Work to do: Give all of the lines again exactly as they read.

Exercise input:
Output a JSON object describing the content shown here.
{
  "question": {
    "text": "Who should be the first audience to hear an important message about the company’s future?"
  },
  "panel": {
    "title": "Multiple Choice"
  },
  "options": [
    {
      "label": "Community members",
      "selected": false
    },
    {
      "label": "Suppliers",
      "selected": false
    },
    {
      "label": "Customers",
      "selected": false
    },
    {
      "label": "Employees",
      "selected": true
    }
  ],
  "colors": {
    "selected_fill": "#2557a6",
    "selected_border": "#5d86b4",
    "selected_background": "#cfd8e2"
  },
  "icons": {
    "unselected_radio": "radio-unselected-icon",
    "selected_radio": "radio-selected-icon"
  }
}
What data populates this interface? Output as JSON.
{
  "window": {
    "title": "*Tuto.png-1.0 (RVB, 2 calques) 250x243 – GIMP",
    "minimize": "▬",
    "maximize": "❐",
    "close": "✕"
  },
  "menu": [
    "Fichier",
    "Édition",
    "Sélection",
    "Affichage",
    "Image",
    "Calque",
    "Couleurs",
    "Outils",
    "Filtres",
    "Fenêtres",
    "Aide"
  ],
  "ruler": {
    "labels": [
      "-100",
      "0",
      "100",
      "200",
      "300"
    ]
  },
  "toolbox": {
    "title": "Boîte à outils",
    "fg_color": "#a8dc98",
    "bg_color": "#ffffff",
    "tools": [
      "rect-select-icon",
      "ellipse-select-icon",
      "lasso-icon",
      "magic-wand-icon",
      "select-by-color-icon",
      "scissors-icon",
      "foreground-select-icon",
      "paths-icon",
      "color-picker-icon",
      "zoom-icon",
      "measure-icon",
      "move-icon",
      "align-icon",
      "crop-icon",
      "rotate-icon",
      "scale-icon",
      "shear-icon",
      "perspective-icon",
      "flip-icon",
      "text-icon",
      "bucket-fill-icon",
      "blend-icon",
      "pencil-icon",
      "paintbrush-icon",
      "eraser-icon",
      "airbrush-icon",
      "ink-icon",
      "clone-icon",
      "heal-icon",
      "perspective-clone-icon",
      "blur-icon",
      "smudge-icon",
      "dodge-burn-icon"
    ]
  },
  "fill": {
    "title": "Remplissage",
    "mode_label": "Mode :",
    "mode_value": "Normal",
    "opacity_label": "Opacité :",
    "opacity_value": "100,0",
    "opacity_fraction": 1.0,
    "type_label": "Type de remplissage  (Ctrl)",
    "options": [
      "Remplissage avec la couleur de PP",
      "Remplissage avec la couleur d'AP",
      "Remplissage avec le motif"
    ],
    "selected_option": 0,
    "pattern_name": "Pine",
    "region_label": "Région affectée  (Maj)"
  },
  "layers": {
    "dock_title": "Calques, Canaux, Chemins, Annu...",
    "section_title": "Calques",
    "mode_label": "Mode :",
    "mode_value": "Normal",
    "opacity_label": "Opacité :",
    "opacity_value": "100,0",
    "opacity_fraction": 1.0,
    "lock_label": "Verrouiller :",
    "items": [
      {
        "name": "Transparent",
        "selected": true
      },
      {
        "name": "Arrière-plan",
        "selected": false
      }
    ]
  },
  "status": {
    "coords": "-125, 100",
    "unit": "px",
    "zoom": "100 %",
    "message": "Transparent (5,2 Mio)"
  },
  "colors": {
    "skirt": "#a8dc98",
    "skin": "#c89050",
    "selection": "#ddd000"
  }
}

Solution:
Output a JSON object describing the content shown here.
{
  "question": {
    "text": "Who should be the first audience to hear an important message about the company’s future?"
  },
  "panel": {
    "title": "Multiple Choice"
  },
  "options": [
    {
      "label": "Community members",
      "selected": false
    },
    {
      "label": "Suppliers",
      "selected": false
    },
    {
      "label": "Customers",
      "selected": false
    },
    {
      "label": "Employees",
      "selected": true
    }
  ],
  "colors": {
    "selected_fill": "#2557a6",
    "selected_border": "#5d86b4",
    "selected_background": "#cfd8e2"
  },
  "icons": {
    "unselected_radio": "radio-unselected-icon",
    "selected_radio": "radio-selected-icon"
  }
}
What data populates this interface? Output as JSON.
{
  "window": {
    "title": "*Tuto.png-1.0 (RVB, 2 calques) 250x243 – GIMP",
    "minimize": "▬",
    "maximize": "❐",
    "close": "✕"
  },
  "menu": [
    "Fichier",
    "Édition",
    "Sélection",
    "Affichage",
    "Image",
    "Calque",
    "Couleurs",
    "Outils",
    "Filtres",
    "Fenêtres",
    "Aide"
  ],
  "ruler": {
    "labels": [
      "-100",
      "0",
      "100",
      "200",
      "300"
    ]
  },
  "toolbox": {
    "title": "Boîte à outils",
    "fg_color": "#a8dc98",
    "bg_color": "#ffffff",
    "tools": [
      "rect-select-icon",
      "ellipse-select-icon",
      "lasso-icon",
      "magic-wand-icon",
      "select-by-color-icon",
      "scissors-icon",
      "foreground-select-icon",
      "paths-icon",
      "color-picker-icon",
      "zoom-icon",
      "measure-icon",
      "move-icon",
      "align-icon",
      "crop-icon",
      "rotate-icon",
      "scale-icon",
      "shear-icon",
      "perspective-icon",
      "flip-icon",
      "text-icon",
      "bucket-fill-icon",
      "blend-icon",
      "pencil-icon",
      "paintbrush-icon",
      "eraser-icon",
      "airbrush-icon",
      "ink-icon",
      "clone-icon",
      "heal-icon",
      "perspective-clone-icon",
      "blur-icon",
      "smudge-icon",
      "dodge-burn-icon"
    ]
  },
  "fill": {
    "title": "Remplissage",
    "mode_label": "Mode :",
    "mode_value": "Normal",
    "opacity_label": "Opacité :",
    "opacity_value": "100,0",
    "opacity_fraction": 1.0,
    "type_label": "Type de remplissage  (Ctrl)",
    "options": [
      "Remplissage avec la couleur de PP",
      "Remplissage avec la couleur d'AP",
      "Remplissage avec le motif"
    ],
    "selected_option": 0,
    "pattern_name": "Pine",
    "region_label": "Région affectée  (Maj)"
  },
  "layers": {
    "dock_title": "Calques, Canaux, Chemins, Annu...",
    "section_title": "Calques",
    "mode_label": "Mode :",
    "mode_value": "Normal",
    "opacity_label": "Opacité :",
    "opacity_value": "100,0",
    "opacity_fraction": 1.0,
    "lock_label": "Verrouiller :",
    "items": [
      {
        "name": "Transparent",
        "selected": true
      },
      {
        "name": "Arrière-plan",
        "selected": false
      }
    ]
  },
  "status": {
    "coords": "-125, 100",
    "unit": "px",
    "zoom": "100 %",
    "message": "Transparent (5,2 Mio)"
  },
  "colors": {
    "skirt": "#a8dc98",
    "skin": "#c89050",
    "selection": "#ddd000"
  }
}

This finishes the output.